▶ [Set problem] Copy out the listing that follows, exact in every word, and skip the images.

▶ [Records from a dataset]
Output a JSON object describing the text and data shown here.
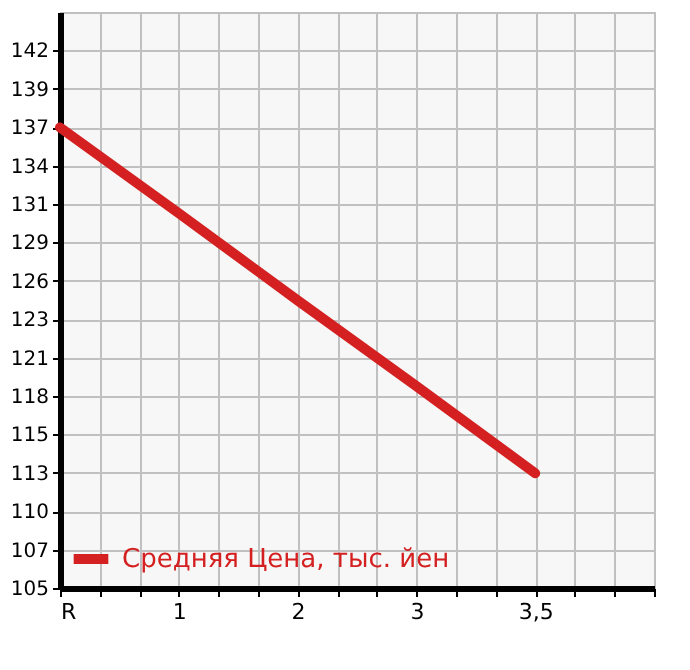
{
  "chart_data": {
    "type": "line",
    "categories": [
      "R",
      "1",
      "2",
      "3",
      "3,5"
    ],
    "series": [
      {
        "name": "Средняя Цена, тыс. йен",
        "color": "#d42020",
        "values": [
          136.5,
          130.6,
          124.6,
          118.7,
          112.7
        ]
      }
    ],
    "ylim": [
      104.8,
      144.45
    ],
    "yticks": [
      {
        "value": 104.8,
        "label": "105"
      },
      {
        "value": 107.44,
        "label": "107"
      },
      {
        "value": 110.09,
        "label": "110"
      },
      {
        "value": 112.73,
        "label": "113"
      },
      {
        "value": 115.37,
        "label": "115"
      },
      {
        "value": 118.02,
        "label": "118"
      },
      {
        "value": 120.66,
        "label": "121"
      },
      {
        "value": 123.3,
        "label": "123"
      },
      {
        "value": 125.94,
        "label": "126"
      },
      {
        "value": 128.59,
        "label": "129"
      },
      {
        "value": 131.23,
        "label": "131"
      },
      {
        "value": 133.87,
        "label": "134"
      },
      {
        "value": 136.52,
        "label": "137"
      },
      {
        "value": 139.16,
        "label": "139"
      },
      {
        "value": 141.8,
        "label": "142"
      }
    ],
    "grid": true,
    "legend": "bottom left",
    "line_style": "solid",
    "marker": "none"
  }
}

▶ [Final answer]
Output a JSON object describing the text and data shown here.
{
  "chart_data": {
    "type": "line",
    "categories": [
      "R",
      "1",
      "2",
      "3",
      "3,5"
    ],
    "series": [
      {
        "name": "Средняя Цена, тыс. йен",
        "color": "#d42020",
        "values": [
          136.5,
          130.6,
          124.6,
          118.7,
          112.7
        ]
      }
    ],
    "ylim": [
      104.8,
      144.45
    ],
    "yticks": [
      {
        "value": 104.8,
        "label": "105"
      },
      {
        "value": 107.44,
        "label": "107"
      },
      {
        "value": 110.09,
        "label": "110"
      },
      {
        "value": 112.73,
        "label": "113"
      },
      {
        "value": 115.37,
        "label": "115"
      },
      {
        "value": 118.02,
        "label": "118"
      },
      {
        "value": 120.66,
        "label": "121"
      },
      {
        "value": 123.3,
        "label": "123"
      },
      {
        "value": 125.94,
        "label": "126"
      },
      {
        "value": 128.59,
        "label": "129"
      },
      {
        "value": 131.23,
        "label": "131"
      },
      {
        "value": 133.87,
        "label": "134"
      },
      {
        "value": 136.52,
        "label": "137"
      },
      {
        "value": 139.16,
        "label": "139"
      },
      {
        "value": 141.8,
        "label": "142"
      }
    ],
    "grid": true,
    "legend": "bottom left",
    "line_style": "solid",
    "marker": "none"
  }
}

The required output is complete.